=== WHAT YOU ARE ASKED TO DO ===
Tally up how many lines in the listing below contain the string "subtitle", and give only the total.

-- start DATA ENTRIES --

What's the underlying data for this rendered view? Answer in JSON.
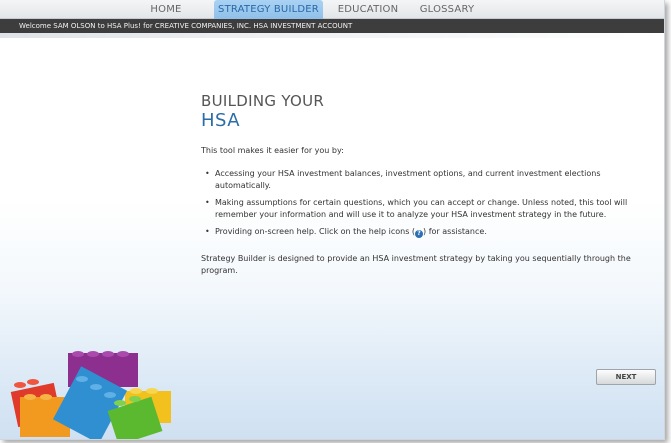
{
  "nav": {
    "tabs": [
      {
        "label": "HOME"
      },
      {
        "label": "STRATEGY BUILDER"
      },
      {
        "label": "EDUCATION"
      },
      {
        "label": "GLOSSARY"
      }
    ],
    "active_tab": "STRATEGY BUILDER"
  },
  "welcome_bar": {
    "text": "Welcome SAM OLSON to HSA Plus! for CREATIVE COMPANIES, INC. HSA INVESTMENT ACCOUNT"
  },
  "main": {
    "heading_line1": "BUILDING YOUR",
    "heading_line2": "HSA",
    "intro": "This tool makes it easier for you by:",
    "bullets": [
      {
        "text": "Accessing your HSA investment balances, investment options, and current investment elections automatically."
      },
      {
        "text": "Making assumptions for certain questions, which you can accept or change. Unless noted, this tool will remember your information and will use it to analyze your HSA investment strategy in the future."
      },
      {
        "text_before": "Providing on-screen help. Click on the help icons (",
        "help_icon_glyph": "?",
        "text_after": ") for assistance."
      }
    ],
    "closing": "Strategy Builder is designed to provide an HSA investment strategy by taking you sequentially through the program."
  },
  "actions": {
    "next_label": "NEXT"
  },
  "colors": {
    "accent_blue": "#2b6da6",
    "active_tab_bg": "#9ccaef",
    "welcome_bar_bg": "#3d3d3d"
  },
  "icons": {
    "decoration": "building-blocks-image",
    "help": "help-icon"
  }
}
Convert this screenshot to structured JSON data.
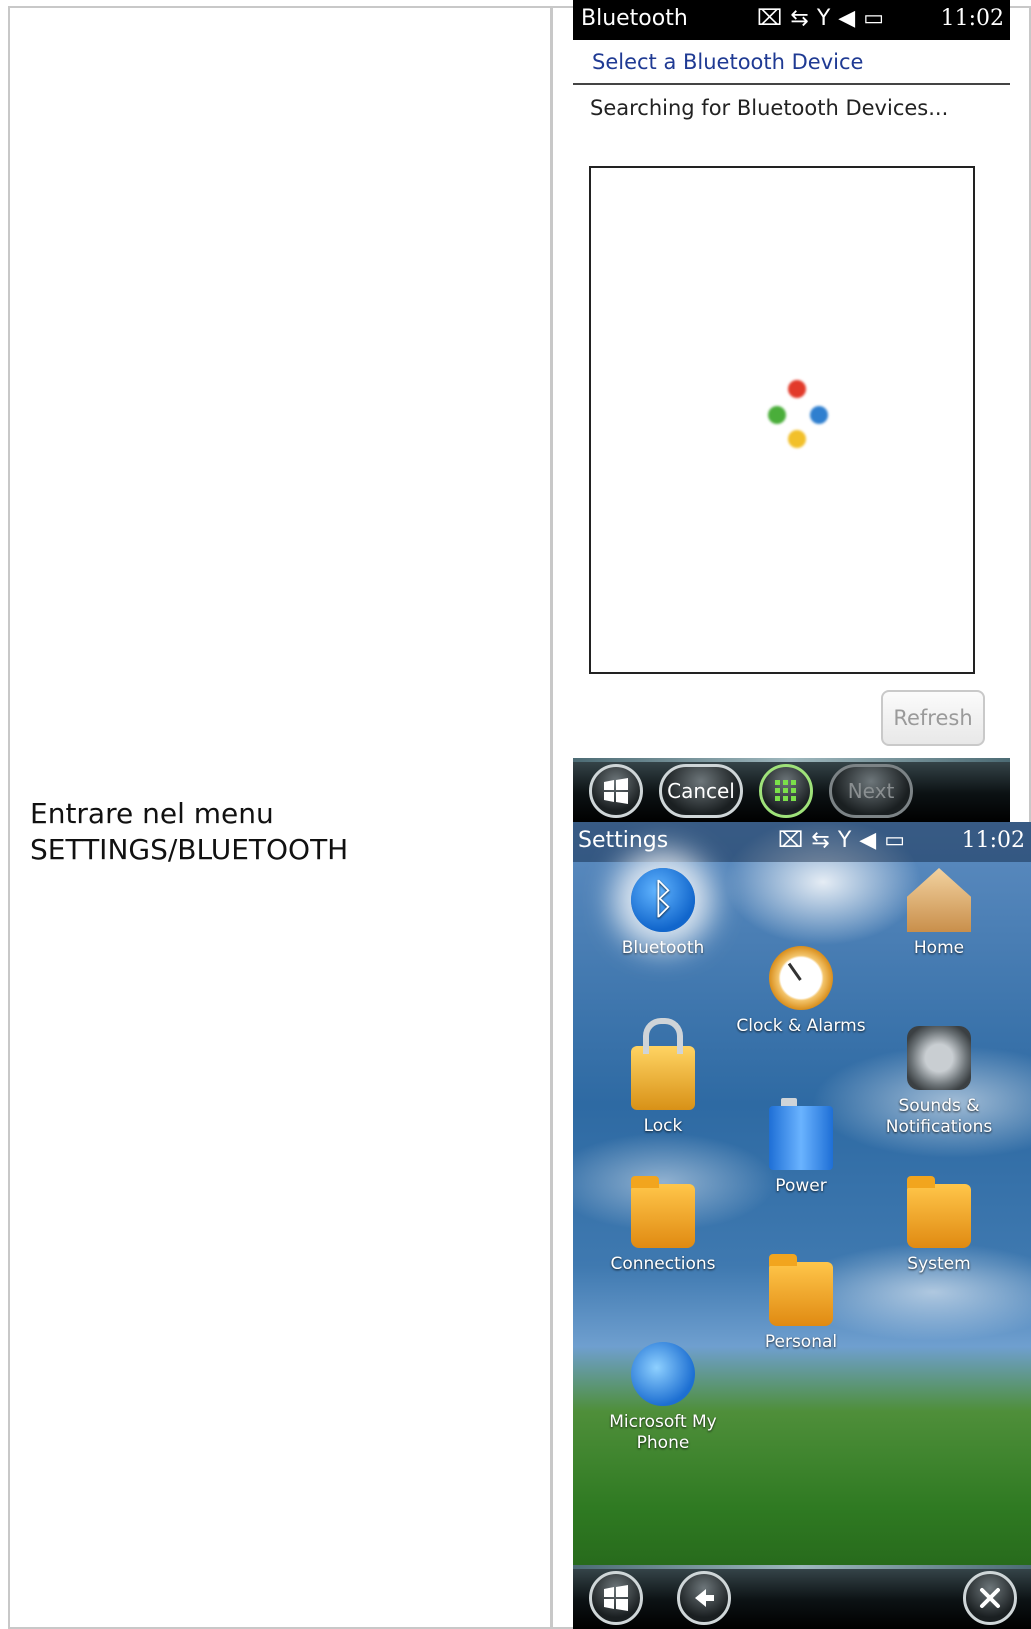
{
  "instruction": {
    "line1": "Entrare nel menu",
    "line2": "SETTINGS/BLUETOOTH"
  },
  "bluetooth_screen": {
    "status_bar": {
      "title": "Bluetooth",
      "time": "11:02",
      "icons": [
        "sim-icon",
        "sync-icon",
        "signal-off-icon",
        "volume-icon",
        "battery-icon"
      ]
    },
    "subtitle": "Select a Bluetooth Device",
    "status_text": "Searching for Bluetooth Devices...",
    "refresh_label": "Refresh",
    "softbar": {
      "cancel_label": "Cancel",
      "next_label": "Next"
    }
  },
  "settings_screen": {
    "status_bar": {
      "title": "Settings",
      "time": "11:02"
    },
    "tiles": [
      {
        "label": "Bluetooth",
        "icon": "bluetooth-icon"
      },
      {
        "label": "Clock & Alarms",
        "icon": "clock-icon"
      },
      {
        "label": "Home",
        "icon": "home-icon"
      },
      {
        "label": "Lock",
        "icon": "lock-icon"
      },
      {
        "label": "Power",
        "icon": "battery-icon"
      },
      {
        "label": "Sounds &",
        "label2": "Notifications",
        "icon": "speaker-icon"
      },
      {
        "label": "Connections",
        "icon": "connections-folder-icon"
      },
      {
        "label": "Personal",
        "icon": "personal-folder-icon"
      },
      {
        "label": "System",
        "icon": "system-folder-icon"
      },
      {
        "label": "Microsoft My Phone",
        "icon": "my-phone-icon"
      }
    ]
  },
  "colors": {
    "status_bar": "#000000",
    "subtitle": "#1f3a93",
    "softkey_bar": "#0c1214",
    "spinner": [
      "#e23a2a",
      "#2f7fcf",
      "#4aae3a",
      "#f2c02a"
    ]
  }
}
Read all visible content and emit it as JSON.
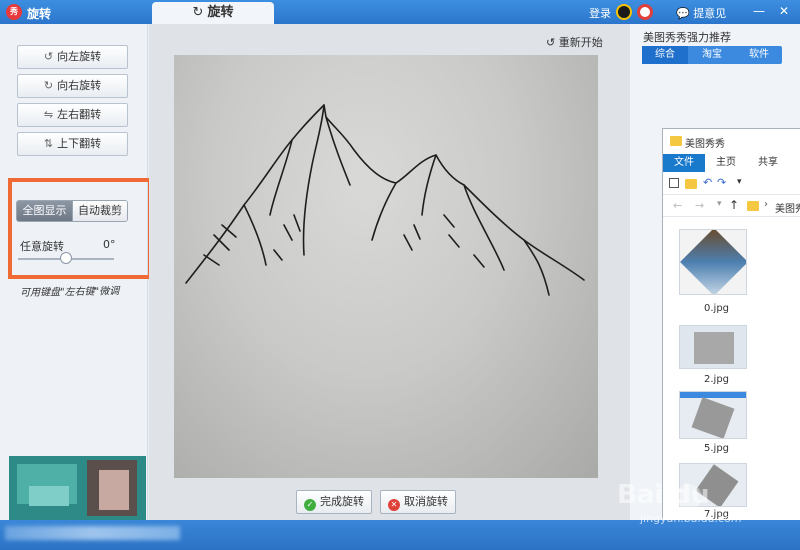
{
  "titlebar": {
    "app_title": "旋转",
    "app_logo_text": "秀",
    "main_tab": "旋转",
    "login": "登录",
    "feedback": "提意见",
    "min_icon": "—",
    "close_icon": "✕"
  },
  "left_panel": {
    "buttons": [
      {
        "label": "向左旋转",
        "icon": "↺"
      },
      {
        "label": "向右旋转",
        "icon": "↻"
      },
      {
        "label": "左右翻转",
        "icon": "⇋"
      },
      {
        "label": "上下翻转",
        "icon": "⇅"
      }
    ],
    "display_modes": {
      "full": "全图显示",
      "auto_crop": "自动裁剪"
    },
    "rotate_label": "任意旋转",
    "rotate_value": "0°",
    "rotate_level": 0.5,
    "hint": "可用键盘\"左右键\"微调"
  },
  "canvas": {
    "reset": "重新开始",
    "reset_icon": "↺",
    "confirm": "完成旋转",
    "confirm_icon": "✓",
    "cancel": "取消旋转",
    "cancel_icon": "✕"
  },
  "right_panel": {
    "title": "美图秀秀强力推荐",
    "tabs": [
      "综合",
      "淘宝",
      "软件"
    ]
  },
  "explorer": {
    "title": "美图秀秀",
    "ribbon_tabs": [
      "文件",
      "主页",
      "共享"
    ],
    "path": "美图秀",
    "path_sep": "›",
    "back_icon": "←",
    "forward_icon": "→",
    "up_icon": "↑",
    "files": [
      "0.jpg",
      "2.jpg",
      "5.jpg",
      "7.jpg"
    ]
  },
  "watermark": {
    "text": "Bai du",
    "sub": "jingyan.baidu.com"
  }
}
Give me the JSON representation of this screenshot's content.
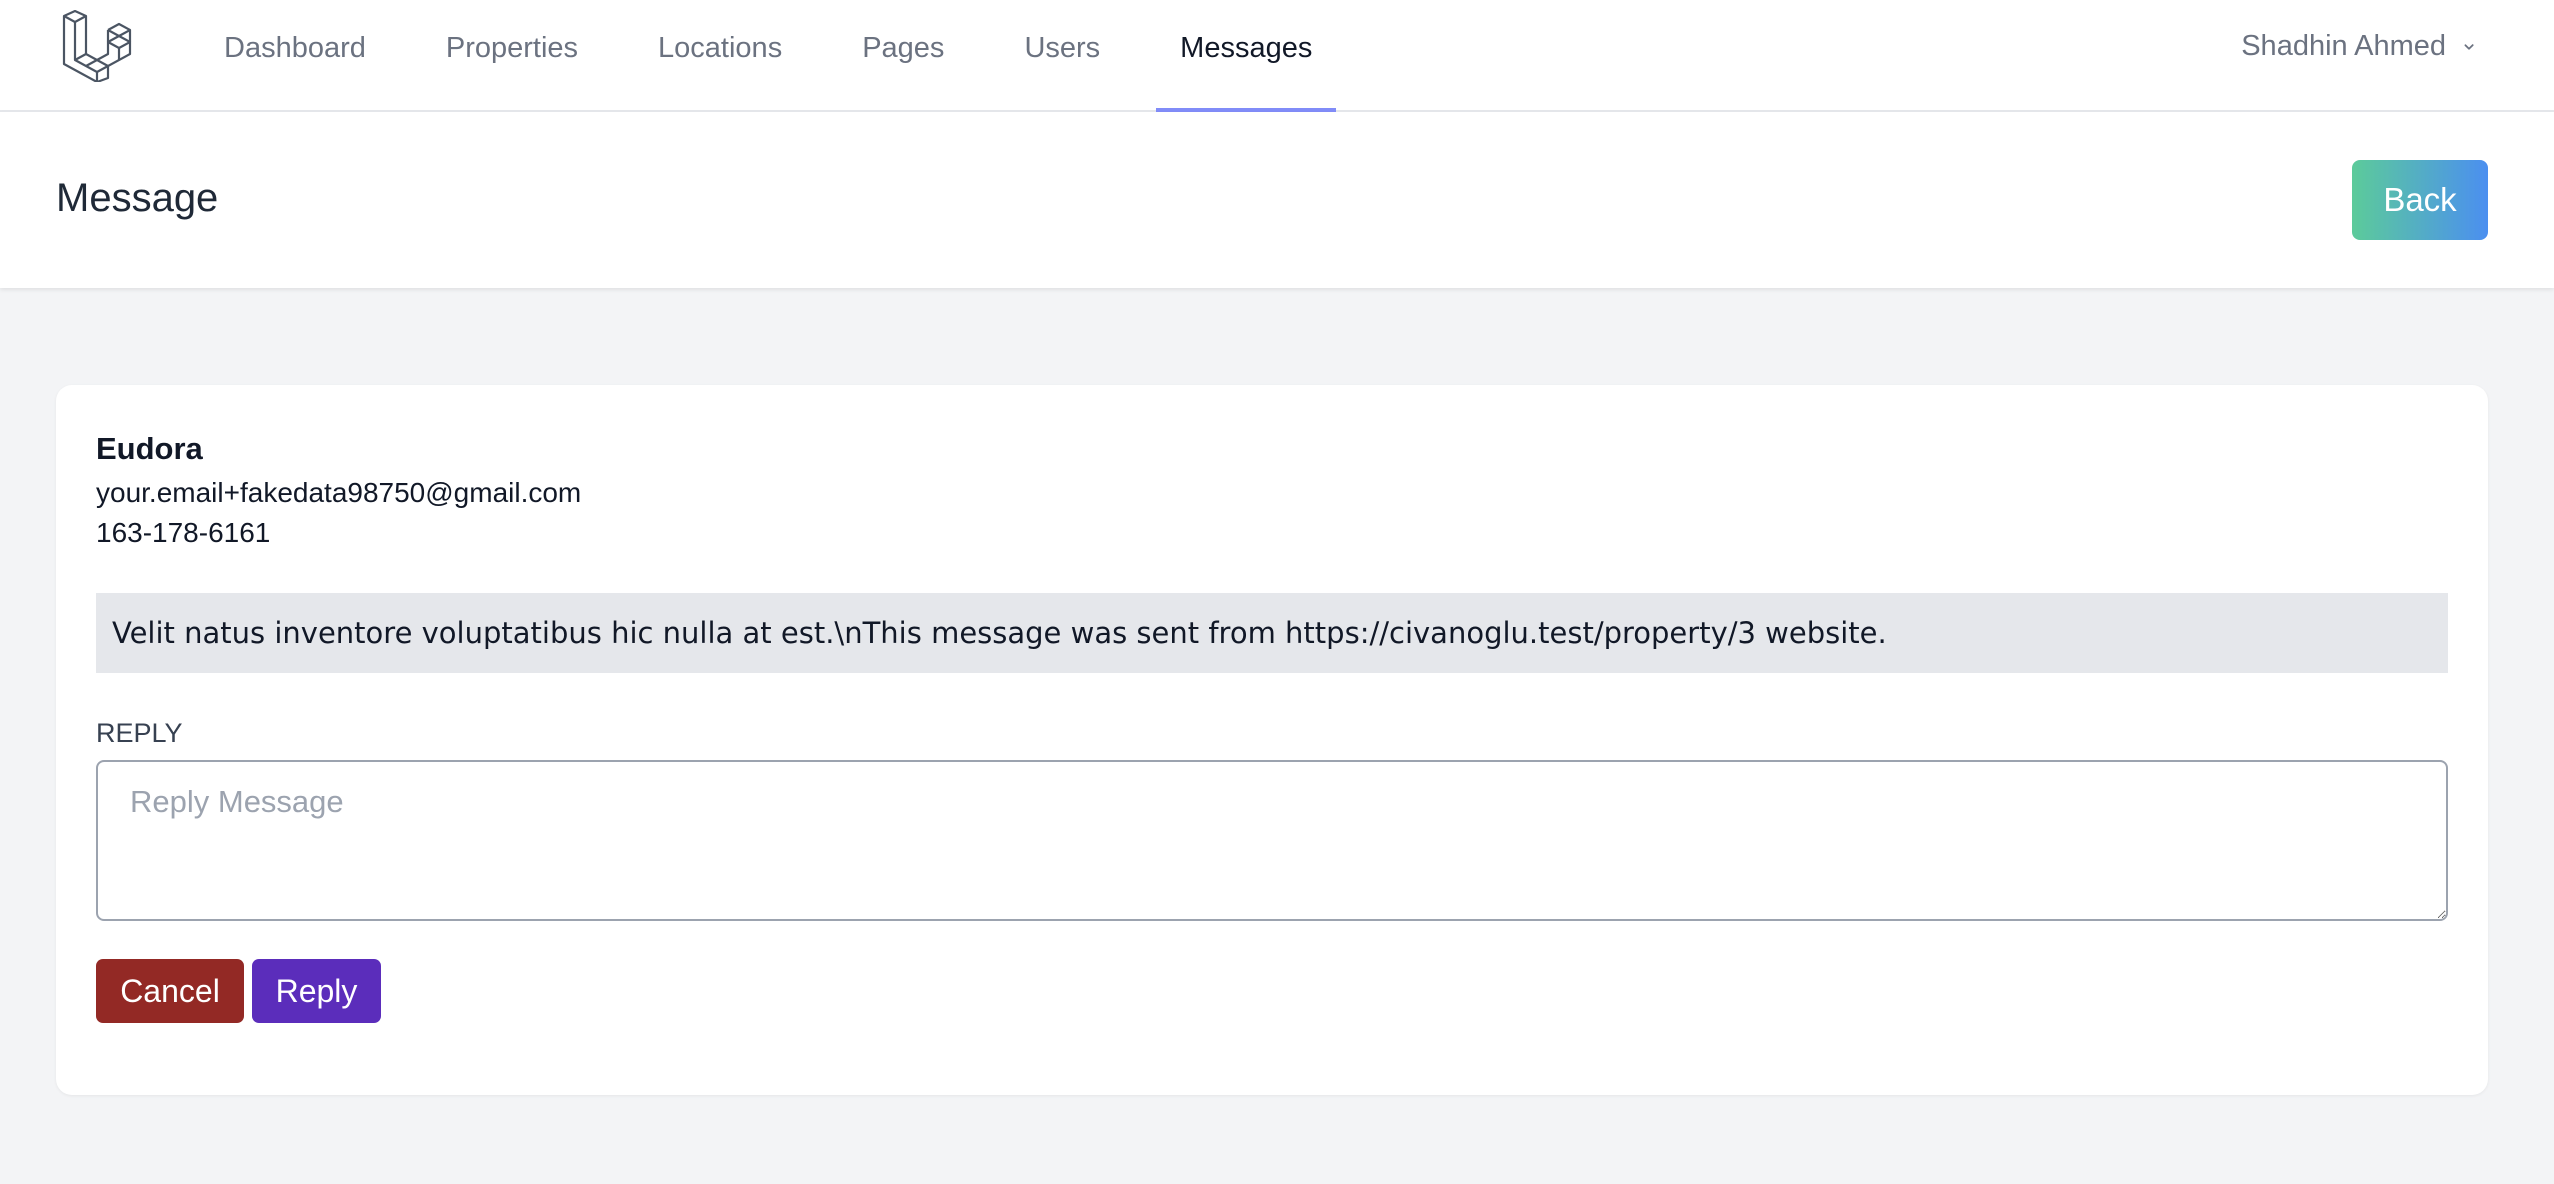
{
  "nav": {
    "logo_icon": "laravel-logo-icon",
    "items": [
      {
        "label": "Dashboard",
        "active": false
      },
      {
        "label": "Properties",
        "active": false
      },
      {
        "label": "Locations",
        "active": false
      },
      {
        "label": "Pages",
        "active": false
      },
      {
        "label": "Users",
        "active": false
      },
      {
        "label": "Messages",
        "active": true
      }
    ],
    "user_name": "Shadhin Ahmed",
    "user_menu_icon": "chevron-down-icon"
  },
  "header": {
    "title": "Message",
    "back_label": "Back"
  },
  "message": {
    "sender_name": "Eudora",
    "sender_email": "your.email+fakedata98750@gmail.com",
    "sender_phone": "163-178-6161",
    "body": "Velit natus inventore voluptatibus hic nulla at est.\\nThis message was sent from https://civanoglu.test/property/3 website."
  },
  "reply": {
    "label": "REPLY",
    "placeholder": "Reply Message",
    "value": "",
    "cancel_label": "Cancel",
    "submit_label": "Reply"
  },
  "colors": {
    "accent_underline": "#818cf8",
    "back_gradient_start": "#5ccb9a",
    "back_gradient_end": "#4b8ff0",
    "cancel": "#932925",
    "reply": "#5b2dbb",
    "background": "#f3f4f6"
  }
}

-- end DATA ENTRIES --

=== RESPONSE ===
2